Extract the text of each entry below exactly, leaving every image behind.

================================

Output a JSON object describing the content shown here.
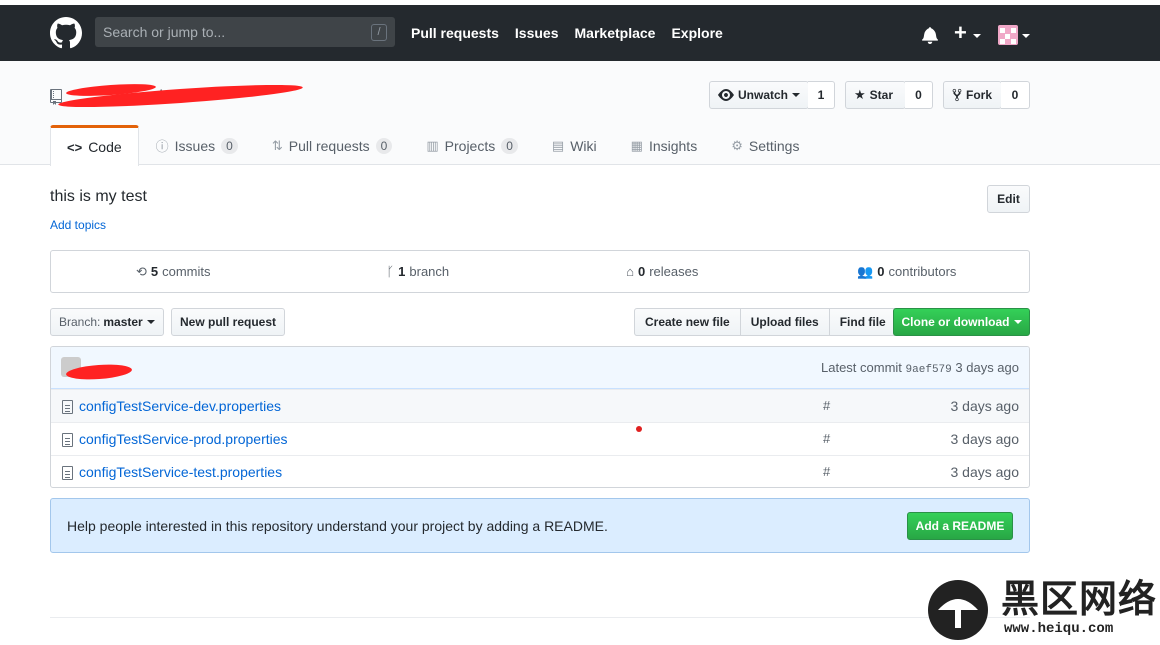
{
  "header": {
    "search_placeholder": "Search or jump to...",
    "search_shortcut": "/",
    "nav": [
      "Pull requests",
      "Issues",
      "Marketplace",
      "Explore"
    ],
    "plus": "+"
  },
  "repo": {
    "title_separator": "/",
    "watch": {
      "label": "Unwatch",
      "count": "1"
    },
    "star": {
      "label": "Star",
      "count": "0"
    },
    "fork": {
      "label": "Fork",
      "count": "0"
    }
  },
  "tabs": [
    {
      "label": "Code",
      "icon": "<>",
      "counter": ""
    },
    {
      "label": "Issues",
      "icon": "!",
      "counter": "0"
    },
    {
      "label": "Pull requests",
      "icon": "pr",
      "counter": "0"
    },
    {
      "label": "Projects",
      "icon": "board",
      "counter": "0"
    },
    {
      "label": "Wiki",
      "icon": "book",
      "counter": ""
    },
    {
      "label": "Insights",
      "icon": "graph",
      "counter": ""
    },
    {
      "label": "Settings",
      "icon": "gear",
      "counter": ""
    }
  ],
  "about": {
    "description": "this is my test",
    "add_topics": "Add topics",
    "edit": "Edit"
  },
  "summary": {
    "commits": {
      "count": "5",
      "label": "commits"
    },
    "branches": {
      "count": "1",
      "label": "branch"
    },
    "releases": {
      "count": "0",
      "label": "releases"
    },
    "contributors": {
      "count": "0",
      "label": "contributors"
    }
  },
  "toolbar": {
    "branch_prefix": "Branch:",
    "branch_name": "master",
    "new_pr": "New pull request",
    "create_file": "Create new file",
    "upload": "Upload files",
    "find": "Find file",
    "clone": "Clone or download"
  },
  "commit": {
    "latest_label": "Latest commit",
    "sha": "9aef579",
    "age": "3 days ago"
  },
  "files": [
    {
      "name": "configTestService-dev.properties",
      "message": "#",
      "age": "3 days ago"
    },
    {
      "name": "configTestService-prod.properties",
      "message": "#",
      "age": "3 days ago"
    },
    {
      "name": "configTestService-test.properties",
      "message": "#",
      "age": "3 days ago"
    }
  ],
  "readme": {
    "text": "Help people interested in this repository understand your project by adding a README.",
    "button": "Add a README"
  },
  "watermark": {
    "title": "黑区网络",
    "url": "www.heiqu.com"
  },
  "colors": {
    "header_bg": "#24292e",
    "link": "#0366d6",
    "green": "#28a745",
    "tab_accent": "#e36209",
    "redaction": "#ff2222"
  }
}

================================

• _Finished exercise_:
Output a JSON object describing the content shown here.
{
  "header": {
    "search_placeholder": "Search or jump to...",
    "search_shortcut": "/",
    "nav": [
      "Pull requests",
      "Issues",
      "Marketplace",
      "Explore"
    ],
    "plus": "+"
  },
  "repo": {
    "title_separator": "/",
    "watch": {
      "label": "Unwatch",
      "count": "1"
    },
    "star": {
      "label": "Star",
      "count": "0"
    },
    "fork": {
      "label": "Fork",
      "count": "0"
    }
  },
  "tabs": [
    {
      "label": "Code",
      "icon": "<>",
      "counter": ""
    },
    {
      "label": "Issues",
      "icon": "!",
      "counter": "0"
    },
    {
      "label": "Pull requests",
      "icon": "pr",
      "counter": "0"
    },
    {
      "label": "Projects",
      "icon": "board",
      "counter": "0"
    },
    {
      "label": "Wiki",
      "icon": "book",
      "counter": ""
    },
    {
      "label": "Insights",
      "icon": "graph",
      "counter": ""
    },
    {
      "label": "Settings",
      "icon": "gear",
      "counter": ""
    }
  ],
  "about": {
    "description": "this is my test",
    "add_topics": "Add topics",
    "edit": "Edit"
  },
  "summary": {
    "commits": {
      "count": "5",
      "label": "commits"
    },
    "branches": {
      "count": "1",
      "label": "branch"
    },
    "releases": {
      "count": "0",
      "label": "releases"
    },
    "contributors": {
      "count": "0",
      "label": "contributors"
    }
  },
  "toolbar": {
    "branch_prefix": "Branch:",
    "branch_name": "master",
    "new_pr": "New pull request",
    "create_file": "Create new file",
    "upload": "Upload files",
    "find": "Find file",
    "clone": "Clone or download"
  },
  "commit": {
    "latest_label": "Latest commit",
    "sha": "9aef579",
    "age": "3 days ago"
  },
  "files": [
    {
      "name": "configTestService-dev.properties",
      "message": "#",
      "age": "3 days ago"
    },
    {
      "name": "configTestService-prod.properties",
      "message": "#",
      "age": "3 days ago"
    },
    {
      "name": "configTestService-test.properties",
      "message": "#",
      "age": "3 days ago"
    }
  ],
  "readme": {
    "text": "Help people interested in this repository understand your project by adding a README.",
    "button": "Add a README"
  },
  "watermark": {
    "title": "黑区网络",
    "url": "www.heiqu.com"
  },
  "colors": {
    "header_bg": "#24292e",
    "link": "#0366d6",
    "green": "#28a745",
    "tab_accent": "#e36209",
    "redaction": "#ff2222"
  }
}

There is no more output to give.